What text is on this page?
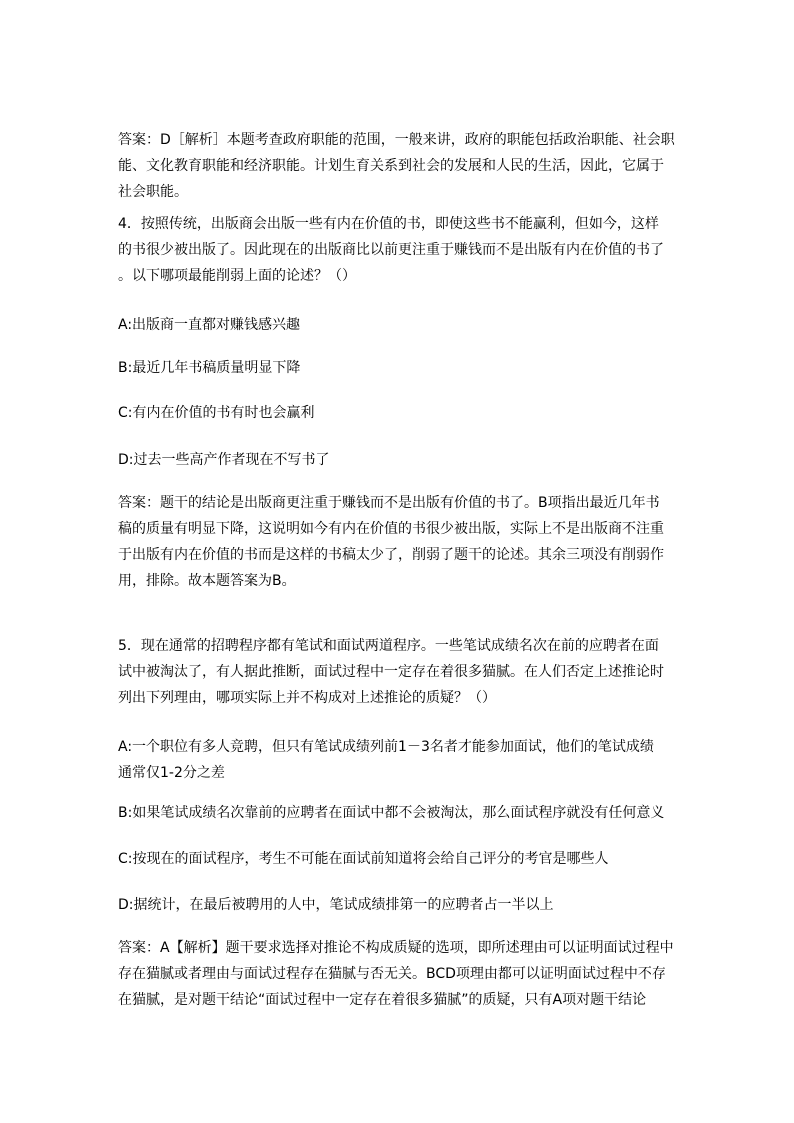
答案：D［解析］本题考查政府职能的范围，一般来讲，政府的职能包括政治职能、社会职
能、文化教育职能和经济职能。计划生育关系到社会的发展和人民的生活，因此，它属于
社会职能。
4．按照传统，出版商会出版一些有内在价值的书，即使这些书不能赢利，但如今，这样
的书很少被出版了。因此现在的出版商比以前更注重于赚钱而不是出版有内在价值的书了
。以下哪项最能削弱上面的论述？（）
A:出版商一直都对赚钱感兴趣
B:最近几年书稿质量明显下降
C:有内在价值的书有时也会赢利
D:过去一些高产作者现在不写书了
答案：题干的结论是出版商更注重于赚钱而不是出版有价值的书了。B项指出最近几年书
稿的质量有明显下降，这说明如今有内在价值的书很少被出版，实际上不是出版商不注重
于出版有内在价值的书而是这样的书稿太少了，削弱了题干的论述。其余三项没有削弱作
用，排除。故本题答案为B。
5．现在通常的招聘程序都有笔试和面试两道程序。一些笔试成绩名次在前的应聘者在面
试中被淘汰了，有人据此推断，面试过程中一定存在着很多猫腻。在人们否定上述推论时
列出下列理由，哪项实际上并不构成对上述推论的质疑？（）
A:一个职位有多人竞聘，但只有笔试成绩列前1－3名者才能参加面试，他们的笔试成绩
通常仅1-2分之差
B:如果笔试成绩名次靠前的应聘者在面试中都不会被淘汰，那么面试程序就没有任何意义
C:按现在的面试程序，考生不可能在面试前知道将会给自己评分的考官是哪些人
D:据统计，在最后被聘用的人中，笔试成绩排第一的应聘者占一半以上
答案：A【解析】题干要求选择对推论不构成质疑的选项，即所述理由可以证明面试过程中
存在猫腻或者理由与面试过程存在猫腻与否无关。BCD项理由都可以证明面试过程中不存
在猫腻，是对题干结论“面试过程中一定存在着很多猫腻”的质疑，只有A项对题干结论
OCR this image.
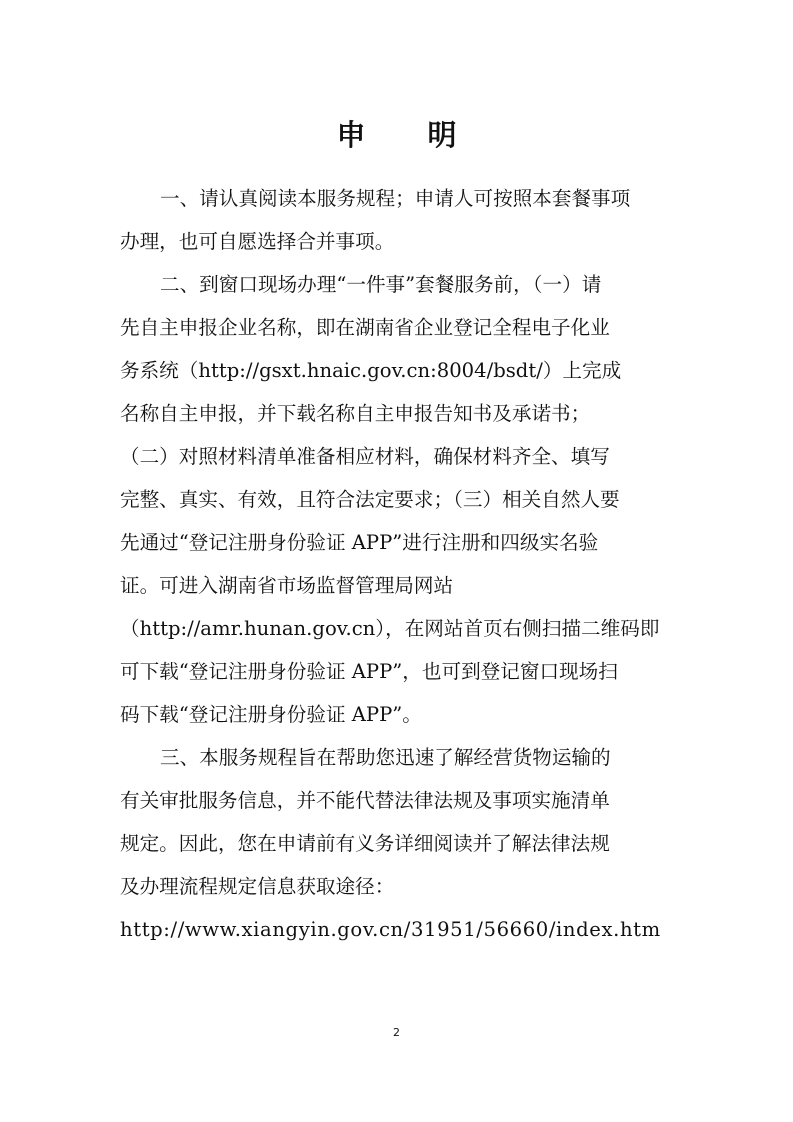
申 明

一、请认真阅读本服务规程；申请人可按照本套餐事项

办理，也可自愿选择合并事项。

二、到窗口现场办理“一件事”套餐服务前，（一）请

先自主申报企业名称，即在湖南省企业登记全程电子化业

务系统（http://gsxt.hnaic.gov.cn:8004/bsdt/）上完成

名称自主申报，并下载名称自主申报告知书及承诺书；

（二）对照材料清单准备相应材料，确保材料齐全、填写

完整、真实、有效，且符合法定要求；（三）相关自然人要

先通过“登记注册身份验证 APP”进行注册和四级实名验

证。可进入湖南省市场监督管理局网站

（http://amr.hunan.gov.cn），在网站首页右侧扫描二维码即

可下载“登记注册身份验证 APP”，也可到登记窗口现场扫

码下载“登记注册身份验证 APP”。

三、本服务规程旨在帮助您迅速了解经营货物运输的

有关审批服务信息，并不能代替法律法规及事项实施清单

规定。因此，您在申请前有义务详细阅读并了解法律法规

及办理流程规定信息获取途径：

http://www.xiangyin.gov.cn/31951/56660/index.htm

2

■ **WHAT TO PRODUCE**
Pictures don't belong in the copy. Restate all the entries exactly.

■ **COMPLETE ANSWER**
What text is on this page?
答案：D［解析］本题考查政府职能的范围，一般来讲，政府的职能包括政治职能、社会职
能、文化教育职能和经济职能。计划生育关系到社会的发展和人民的生活，因此，它属于
社会职能。
4．按照传统，出版商会出版一些有内在价值的书，即使这些书不能赢利，但如今，这样
的书很少被出版了。因此现在的出版商比以前更注重于赚钱而不是出版有内在价值的书了
。以下哪项最能削弱上面的论述？（）
A:出版商一直都对赚钱感兴趣
B:最近几年书稿质量明显下降
C:有内在价值的书有时也会赢利
D:过去一些高产作者现在不写书了
答案：题干的结论是出版商更注重于赚钱而不是出版有价值的书了。B项指出最近几年书
稿的质量有明显下降，这说明如今有内在价值的书很少被出版，实际上不是出版商不注重
于出版有内在价值的书而是这样的书稿太少了，削弱了题干的论述。其余三项没有削弱作
用，排除。故本题答案为B。
5．现在通常的招聘程序都有笔试和面试两道程序。一些笔试成绩名次在前的应聘者在面
试中被淘汰了，有人据此推断，面试过程中一定存在着很多猫腻。在人们否定上述推论时
列出下列理由，哪项实际上并不构成对上述推论的质疑？（）
A:一个职位有多人竞聘，但只有笔试成绩列前1－3名者才能参加面试，他们的笔试成绩
通常仅1-2分之差
B:如果笔试成绩名次靠前的应聘者在面试中都不会被淘汰，那么面试程序就没有任何意义
C:按现在的面试程序，考生不可能在面试前知道将会给自己评分的考官是哪些人
D:据统计，在最后被聘用的人中，笔试成绩排第一的应聘者占一半以上
答案：A【解析】题干要求选择对推论不构成质疑的选项，即所述理由可以证明面试过程中
存在猫腻或者理由与面试过程存在猫腻与否无关。BCD项理由都可以证明面试过程中不存
在猫腻，是对题干结论“面试过程中一定存在着很多猫腻”的质疑，只有A项对题干结论
OCR this image.
申 明

一、请认真阅读本服务规程；申请人可按照本套餐事项

办理，也可自愿选择合并事项。

二、到窗口现场办理“一件事”套餐服务前，（一）请

先自主申报企业名称，即在湖南省企业登记全程电子化业

务系统（http://gsxt.hnaic.gov.cn:8004/bsdt/）上完成

名称自主申报，并下载名称自主申报告知书及承诺书；

（二）对照材料清单准备相应材料，确保材料齐全、填写

完整、真实、有效，且符合法定要求；（三）相关自然人要

先通过“登记注册身份验证 APP”进行注册和四级实名验

证。可进入湖南省市场监督管理局网站

（http://amr.hunan.gov.cn），在网站首页右侧扫描二维码即

可下载“登记注册身份验证 APP”，也可到登记窗口现场扫

码下载“登记注册身份验证 APP”。

三、本服务规程旨在帮助您迅速了解经营货物运输的

有关审批服务信息，并不能代替法律法规及事项实施清单

规定。因此，您在申请前有义务详细阅读并了解法律法规

及办理流程规定信息获取途径：

http://www.xiangyin.gov.cn/31951/56660/index.htm

2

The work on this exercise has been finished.